··· Records provided

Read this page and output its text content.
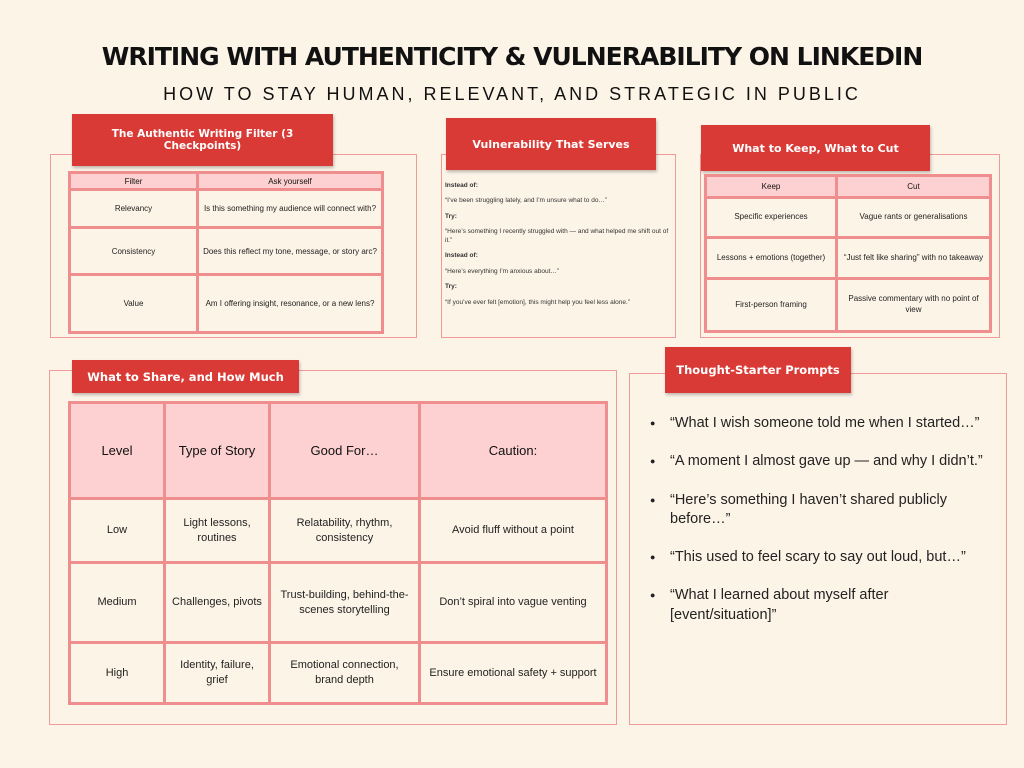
WRITING WITH AUTHENTICITY & VULNERABILITY ON LINKEDIN
HOW TO STAY HUMAN, RELEVANT, AND STRATEGIC IN PUBLIC
The Authentic Writing Filter (3 Checkpoints)
Filter	Ask yourself
Relevancy	Is this something my audience will connect with?
Consistency	Does this reflect my tone, message, or story arc?
Value	Am I offering insight, resonance, or a new lens?
Vulnerability That Serves
Instead of:
“I’ve been struggling lately, and I’m unsure what to do…”
Try:
“Here’s something I recently struggled with — and what helped me shift out of it.”
Instead of:
“Here’s everything I’m anxious about…”
Try:
“If you’ve ever felt [emotion], this might help you feel less alone.”
What to Keep, What to Cut
Keep	Cut
Specific experiences	Vague rants or generalisations
Lessons + emotions (together)	“Just felt like sharing” with no takeaway
First-person framing	Passive commentary with no point of view
What to Share, and How Much
Level	Type of Story	Good For…	Caution:
Low	Light lessons, routines	Relatability, rhythm, consistency	Avoid fluff without a point
Medium	Challenges, pivots	Trust-building, behind-the-scenes storytelling	Don’t spiral into vague venting
High	Identity, failure, grief	Emotional connection, brand depth	Ensure emotional safety + support
Thought-Starter Prompts
● “What I wish someone told me when I started…”
● “A moment I almost gave up — and why I didn’t.”
● “Here’s something I haven’t shared publicly before…”
● “This used to feel scary to say out loud, but…”
● “What I learned about myself after [event/situation]”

······

What is required »
Copy out each line in the listing that has the word "feel".

Finished task »
“If you’ve ever felt [emotion], this might help you feel less alone.”
● “This used to feel scary to say out loud, but…”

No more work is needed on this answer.